• [Material shown]
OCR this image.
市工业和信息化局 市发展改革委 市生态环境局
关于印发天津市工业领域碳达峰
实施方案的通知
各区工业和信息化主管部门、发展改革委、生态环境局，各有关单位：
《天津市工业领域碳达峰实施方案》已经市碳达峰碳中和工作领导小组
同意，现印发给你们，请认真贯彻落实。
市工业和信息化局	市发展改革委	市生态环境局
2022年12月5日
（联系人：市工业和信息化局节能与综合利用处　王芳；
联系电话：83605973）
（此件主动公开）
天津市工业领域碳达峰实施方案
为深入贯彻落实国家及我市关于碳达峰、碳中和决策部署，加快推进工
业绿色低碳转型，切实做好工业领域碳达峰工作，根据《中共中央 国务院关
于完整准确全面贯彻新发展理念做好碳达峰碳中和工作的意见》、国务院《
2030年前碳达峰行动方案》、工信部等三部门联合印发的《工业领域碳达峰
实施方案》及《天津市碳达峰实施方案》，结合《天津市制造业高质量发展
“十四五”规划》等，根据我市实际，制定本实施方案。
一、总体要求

• [Do this] Copy all lines from the material that contain "天津市工业领域碳达峰实施方案".

• [Full solution]
《天津市工业领域碳达峰实施方案》已经市碳达峰碳中和工作领导小组
天津市工业领域碳达峰实施方案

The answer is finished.